■ Input for this task:
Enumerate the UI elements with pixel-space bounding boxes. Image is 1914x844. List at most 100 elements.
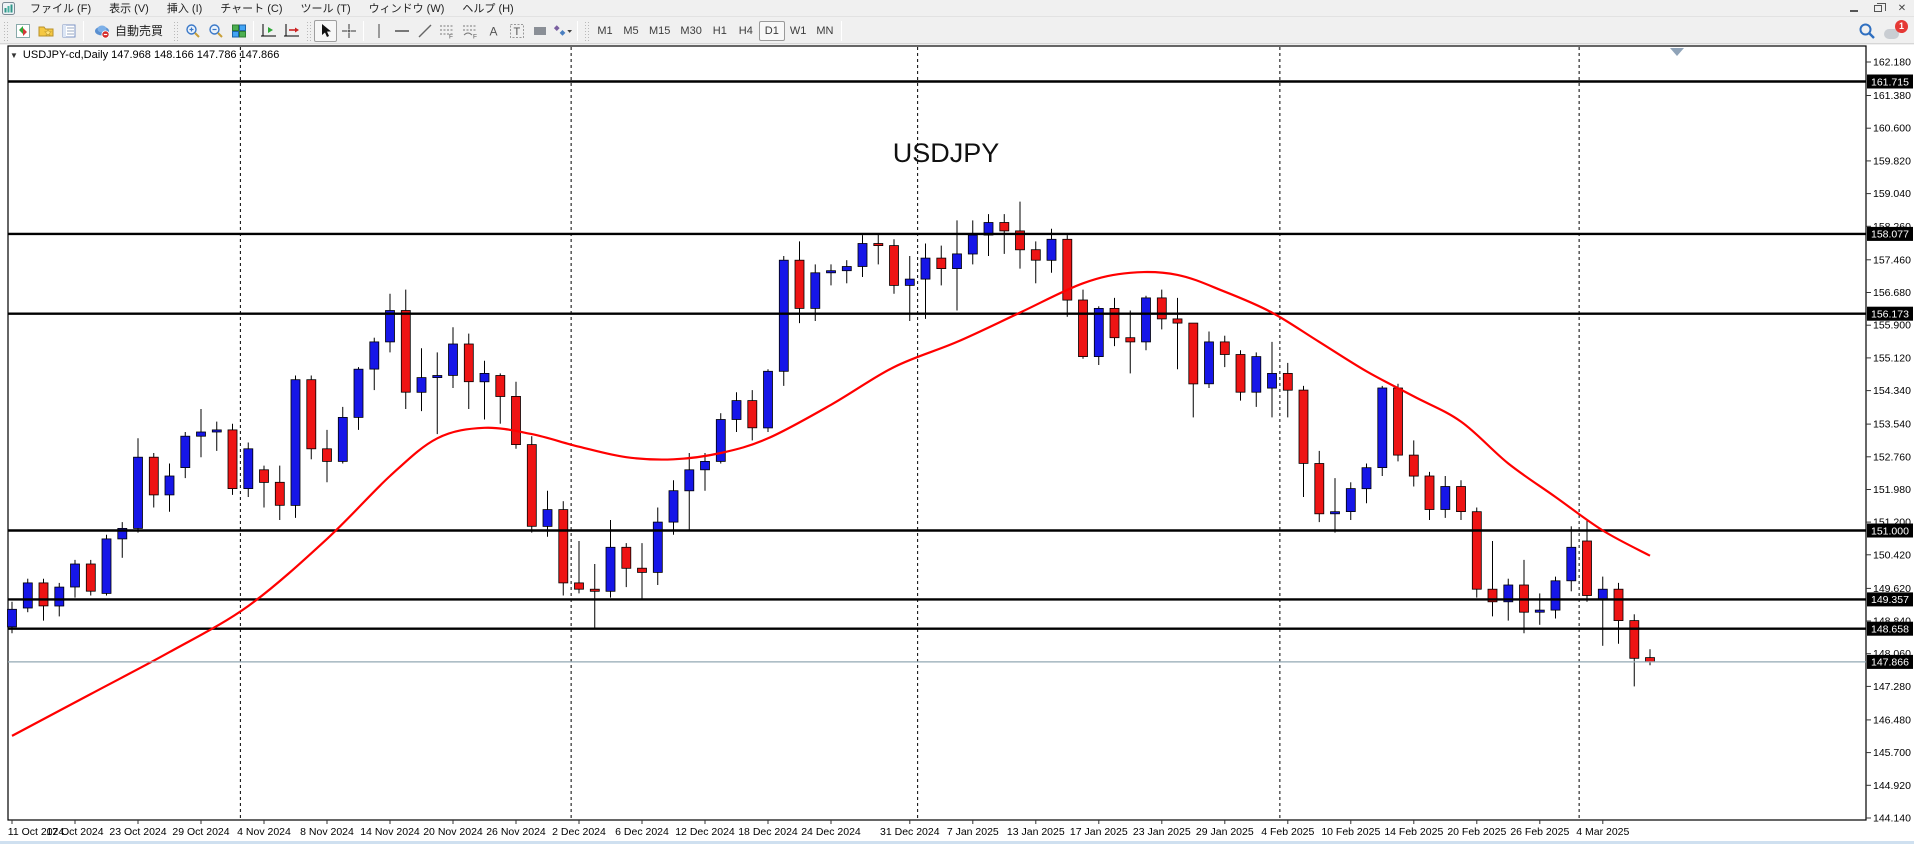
search-icon[interactable] — [1858, 22, 1876, 40]
svg-text:29 Oct 2024: 29 Oct 2024 — [172, 826, 229, 838]
tile-windows-button[interactable] — [227, 20, 250, 42]
timeframe-h4[interactable]: H4 — [738, 24, 753, 37]
horizontal-line-tool[interactable] — [390, 20, 413, 42]
svg-text:11 Oct 2024: 11 Oct 2024 — [8, 826, 65, 838]
toolbar-grip[interactable] — [173, 20, 179, 41]
svg-text:151.980: 151.980 — [1873, 484, 1911, 496]
timeframe-mn[interactable]: MN — [816, 24, 834, 37]
chevron-down-icon: ▼ — [10, 50, 18, 60]
crosshair-tool-button[interactable] — [337, 20, 360, 42]
svg-text:161.715: 161.715 — [1871, 76, 1909, 88]
auto-trading-button[interactable]: 自動売買 — [87, 20, 170, 42]
svg-text:149.357: 149.357 — [1871, 594, 1909, 606]
menu-view[interactable]: 表示 (V) — [109, 3, 149, 15]
svg-text:160.600: 160.600 — [1873, 123, 1911, 135]
svg-text:29 Jan 2025: 29 Jan 2025 — [1196, 826, 1254, 838]
moving-average-line — [11, 270, 1651, 737]
trendline-tool[interactable] — [413, 20, 436, 42]
timeframe-m30[interactable]: M30 — [680, 24, 702, 37]
toolbar-separator — [83, 20, 84, 41]
menu-help[interactable]: ヘルプ (H) — [462, 3, 514, 15]
fibonacci-channel-tool[interactable]: F — [459, 20, 482, 42]
svg-text:156.173: 156.173 — [1871, 309, 1909, 321]
window-controls: ✕ — [1842, 0, 1914, 17]
toolbar-separator — [253, 20, 255, 41]
cursor-tool-button[interactable] — [314, 19, 338, 42]
tile-windows-icon — [231, 24, 246, 37]
svg-text:145.700: 145.700 — [1873, 747, 1911, 759]
svg-text:23 Oct 2024: 23 Oct 2024 — [109, 826, 166, 838]
svg-text:4 Mar 2025: 4 Mar 2025 — [1576, 826, 1629, 838]
svg-text:156.680: 156.680 — [1873, 287, 1911, 299]
svg-text:14 Nov 2024: 14 Nov 2024 — [360, 826, 420, 838]
notification-badge: 1 — [1895, 19, 1908, 33]
timeframe-d1[interactable]: D1 — [758, 20, 785, 41]
price-level-label — [1867, 621, 1913, 636]
menu-insert[interactable]: 挿入 (I) — [166, 3, 203, 15]
text-label-tool[interactable]: T — [505, 20, 528, 42]
menu-window[interactable]: ウィンドウ (W) — [368, 3, 445, 15]
timeframe-m1[interactable]: M1 — [597, 24, 613, 37]
market-watch-icon — [62, 24, 75, 37]
chart-shift-marker — [1670, 48, 1684, 56]
svg-text:146.480: 146.480 — [1873, 714, 1911, 726]
svg-text:6 Dec 2024: 6 Dec 2024 — [615, 826, 669, 838]
svg-text:4 Feb 2025: 4 Feb 2025 — [1261, 826, 1314, 838]
svg-text:155.900: 155.900 — [1873, 320, 1911, 332]
timeframe-m5[interactable]: M5 — [623, 24, 639, 37]
zoom-in-button[interactable] — [181, 20, 204, 42]
minimize-button[interactable] — [1842, 1, 1866, 16]
notification-icon[interactable]: 1 — [1884, 19, 1908, 40]
auto-scroll-button[interactable] — [280, 20, 303, 42]
svg-text:24 Dec 2024: 24 Dec 2024 — [801, 826, 861, 838]
svg-text:F: F — [473, 33, 477, 39]
cursor-icon — [321, 24, 331, 37]
timeframe-m15[interactable]: M15 — [649, 24, 671, 37]
window-bottom-edge — [0, 841, 1914, 844]
toolbar-grip[interactable] — [584, 20, 590, 41]
menu-tools[interactable]: ツール (T) — [300, 3, 351, 15]
svg-text:26 Feb 2025: 26 Feb 2025 — [1510, 826, 1569, 838]
svg-text:151.000: 151.000 — [1871, 525, 1909, 537]
svg-text:148.658: 148.658 — [1871, 624, 1909, 636]
new-order-button[interactable] — [11, 20, 34, 42]
price-level-label — [1867, 74, 1913, 89]
svg-text:154.340: 154.340 — [1873, 385, 1911, 397]
fibonacci-tool[interactable]: F — [436, 20, 459, 42]
market-watch-button[interactable] — [57, 20, 80, 42]
text-tool[interactable]: A — [482, 20, 505, 42]
profiles-button[interactable] — [34, 20, 57, 42]
shapes-tool[interactable] — [528, 20, 551, 42]
chart-canvas[interactable]: USDJPY 162.180 161.380 160.600 159.820 159.04… — [0, 45, 1914, 844]
restore-button[interactable] — [1866, 1, 1890, 16]
arrow-objects-icon — [553, 24, 573, 36]
svg-text:20 Nov 2024: 20 Nov 2024 — [423, 826, 483, 838]
chart-legend-text: USDJPY-cd,Daily 147.968 148.166 147.786 … — [22, 49, 280, 61]
toolbar-grip[interactable] — [306, 20, 312, 41]
toolbar-grip[interactable] — [3, 20, 8, 41]
svg-text:144.920: 144.920 — [1873, 780, 1911, 792]
menu-chart[interactable]: チャート (C) — [220, 3, 283, 15]
zoom-out-button[interactable] — [204, 20, 227, 42]
horizontal-line-icon — [394, 29, 409, 32]
svg-text:162.180: 162.180 — [1873, 57, 1911, 69]
chart-shift-button[interactable] — [257, 20, 280, 42]
svg-text:157.460: 157.460 — [1873, 254, 1911, 266]
chart-window[interactable]: USDJPY 162.180 161.380 160.600 159.820 159.04… — [0, 45, 1914, 844]
timeframe-w1[interactable]: W1 — [789, 24, 807, 37]
menu-bar: ファイル (F) 表示 (V) 挿入 (I) チャート (C) ツール (T) … — [0, 0, 1914, 17]
close-button[interactable]: ✕ — [1897, 2, 1907, 14]
svg-text:7 Jan 2025: 7 Jan 2025 — [947, 826, 999, 838]
arrows-tool[interactable] — [551, 20, 574, 42]
svg-text:13 Jan 2025: 13 Jan 2025 — [1007, 826, 1065, 838]
chart-title: USDJPY — [893, 138, 1000, 168]
vertical-line-tool[interactable] — [367, 20, 390, 42]
new-order-icon — [15, 23, 30, 38]
svg-text:155.120: 155.120 — [1873, 352, 1911, 364]
chart-legend[interactable]: ▼ USDJPY-cd,Daily 147.968 148.166 147.78… — [10, 49, 279, 61]
timeframe-h1[interactable]: H1 — [712, 24, 727, 37]
svg-text:18 Dec 2024: 18 Dec 2024 — [738, 826, 798, 838]
svg-text:147.866: 147.866 — [1871, 657, 1909, 669]
menu-file[interactable]: ファイル (F) — [30, 3, 92, 15]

■ Exercise description: Reproduce every one of the records above word for word, omitting the pictures.

■ Task result:
Enumerate the UI elements with pixel-space bounding boxes. Image is 1914x844. List at most 100 elements.
search-icon[interactable] — [1858, 22, 1876, 40]
svg-text:29 Oct 2024: 29 Oct 2024 — [172, 826, 229, 838]
tile-windows-button[interactable] — [227, 20, 250, 42]
timeframe-h4[interactable]: H4 — [738, 24, 753, 37]
horizontal-line-tool[interactable] — [390, 20, 413, 42]
svg-text:11 Oct 2024: 11 Oct 2024 — [8, 826, 65, 838]
toolbar-grip[interactable] — [173, 20, 179, 41]
svg-text:151.980: 151.980 — [1873, 484, 1911, 496]
timeframe-mn[interactable]: MN — [816, 24, 834, 37]
chevron-down-icon: ▼ — [10, 50, 18, 60]
crosshair-tool-button[interactable] — [337, 20, 360, 42]
svg-text:161.715: 161.715 — [1871, 76, 1909, 88]
auto-trading-button[interactable]: 自動売買 — [87, 20, 170, 42]
svg-text:149.357: 149.357 — [1871, 594, 1909, 606]
menu-view[interactable]: 表示 (V) — [109, 3, 149, 15]
svg-text:160.600: 160.600 — [1873, 123, 1911, 135]
svg-text:29 Jan 2025: 29 Jan 2025 — [1196, 826, 1254, 838]
moving-average-line — [11, 270, 1651, 737]
trendline-tool[interactable] — [413, 20, 436, 42]
timeframe-m30[interactable]: M30 — [680, 24, 702, 37]
toolbar-separator — [83, 20, 84, 41]
menu-help[interactable]: ヘルプ (H) — [462, 3, 514, 15]
fibonacci-channel-tool[interactable]: F — [459, 20, 482, 42]
svg-text:156.173: 156.173 — [1871, 309, 1909, 321]
window-controls: ✕ — [1842, 0, 1914, 17]
toolbar-separator — [253, 20, 255, 41]
cursor-tool-button[interactable] — [314, 19, 338, 42]
tile-windows-icon — [231, 24, 246, 37]
svg-text:145.700: 145.700 — [1873, 747, 1911, 759]
svg-text:23 Oct 2024: 23 Oct 2024 — [109, 826, 166, 838]
svg-text:4 Mar 2025: 4 Mar 2025 — [1576, 826, 1629, 838]
svg-text:156.680: 156.680 — [1873, 287, 1911, 299]
svg-text:14 Nov 2024: 14 Nov 2024 — [360, 826, 420, 838]
notification-badge: 1 — [1895, 19, 1908, 33]
timeframe-d1[interactable]: D1 — [758, 20, 785, 41]
price-level-label — [1867, 621, 1913, 636]
menu-insert[interactable]: 挿入 (I) — [166, 3, 203, 15]
text-label-tool[interactable]: T — [505, 20, 528, 42]
menu-window[interactable]: ウィンドウ (W) — [368, 3, 445, 15]
timeframe-m1[interactable]: M1 — [597, 24, 613, 37]
market-watch-icon — [62, 24, 75, 37]
chart-shift-marker — [1670, 48, 1684, 56]
svg-text:146.480: 146.480 — [1873, 714, 1911, 726]
svg-text:6 Dec 2024: 6 Dec 2024 — [615, 826, 669, 838]
svg-text:4 Feb 2025: 4 Feb 2025 — [1261, 826, 1314, 838]
svg-text:155.900: 155.900 — [1873, 320, 1911, 332]
timeframe-m5[interactable]: M5 — [623, 24, 639, 37]
zoom-in-button[interactable] — [181, 20, 204, 42]
minimize-button[interactable] — [1842, 1, 1866, 16]
notification-icon[interactable]: 1 — [1884, 19, 1908, 40]
auto-scroll-button[interactable] — [280, 20, 303, 42]
svg-text:24 Dec 2024: 24 Dec 2024 — [801, 826, 861, 838]
svg-text:F: F — [473, 33, 477, 39]
cursor-icon — [321, 24, 331, 37]
timeframe-m15[interactable]: M15 — [649, 24, 671, 37]
window-bottom-edge — [0, 841, 1914, 844]
toolbar-grip[interactable] — [584, 20, 590, 41]
menu-tools[interactable]: ツール (T) — [300, 3, 351, 15]
svg-text:26 Feb 2025: 26 Feb 2025 — [1510, 826, 1569, 838]
svg-text:151.000: 151.000 — [1871, 525, 1909, 537]
svg-text:148.658: 148.658 — [1871, 624, 1909, 636]
new-order-button[interactable] — [11, 20, 34, 42]
price-level-label — [1867, 74, 1913, 89]
svg-text:154.340: 154.340 — [1873, 385, 1911, 397]
fibonacci-tool[interactable]: F — [436, 20, 459, 42]
market-watch-button[interactable] — [57, 20, 80, 42]
text-tool[interactable]: A — [482, 20, 505, 42]
profiles-button[interactable] — [34, 20, 57, 42]
shapes-tool[interactable] — [528, 20, 551, 42]
chart-canvas[interactable]: USDJPY 162.180 161.380 160.600 159.820 159.04… — [0, 45, 1914, 844]
restore-button[interactable] — [1866, 1, 1890, 16]
arrow-objects-icon — [553, 24, 573, 36]
svg-text:20 Nov 2024: 20 Nov 2024 — [423, 826, 483, 838]
chart-legend-text: USDJPY-cd,Daily 147.968 148.166 147.786 … — [22, 49, 280, 61]
toolbar-grip[interactable] — [306, 20, 312, 41]
toolbar-grip[interactable] — [3, 20, 8, 41]
svg-text:144.920: 144.920 — [1873, 780, 1911, 792]
menu-chart[interactable]: チャート (C) — [220, 3, 283, 15]
zoom-out-button[interactable] — [204, 20, 227, 42]
horizontal-line-icon — [394, 29, 409, 32]
svg-text:162.180: 162.180 — [1873, 57, 1911, 69]
chart-shift-button[interactable] — [257, 20, 280, 42]
svg-text:157.460: 157.460 — [1873, 254, 1911, 266]
chart-window[interactable]: USDJPY 162.180 161.380 160.600 159.820 159.04… — [0, 45, 1914, 844]
timeframe-w1[interactable]: W1 — [789, 24, 807, 37]
menu-bar: ファイル (F) 表示 (V) 挿入 (I) チャート (C) ツール (T) … — [0, 0, 1914, 17]
close-button[interactable]: ✕ — [1897, 2, 1907, 14]
svg-text:7 Jan 2025: 7 Jan 2025 — [947, 826, 999, 838]
arrows-tool[interactable] — [551, 20, 574, 42]
svg-text:13 Jan 2025: 13 Jan 2025 — [1007, 826, 1065, 838]
chart-title: USDJPY — [893, 138, 1000, 168]
vertical-line-tool[interactable] — [367, 20, 390, 42]
new-order-icon — [15, 23, 30, 38]
svg-text:155.120: 155.120 — [1873, 352, 1911, 364]
chart-legend[interactable]: ▼ USDJPY-cd,Daily 147.968 148.166 147.78… — [10, 49, 279, 61]
timeframe-h1[interactable]: H1 — [712, 24, 727, 37]
svg-text:18 Dec 2024: 18 Dec 2024 — [738, 826, 798, 838]
svg-text:147.866: 147.866 — [1871, 657, 1909, 669]
menu-file[interactable]: ファイル (F) — [30, 3, 92, 15]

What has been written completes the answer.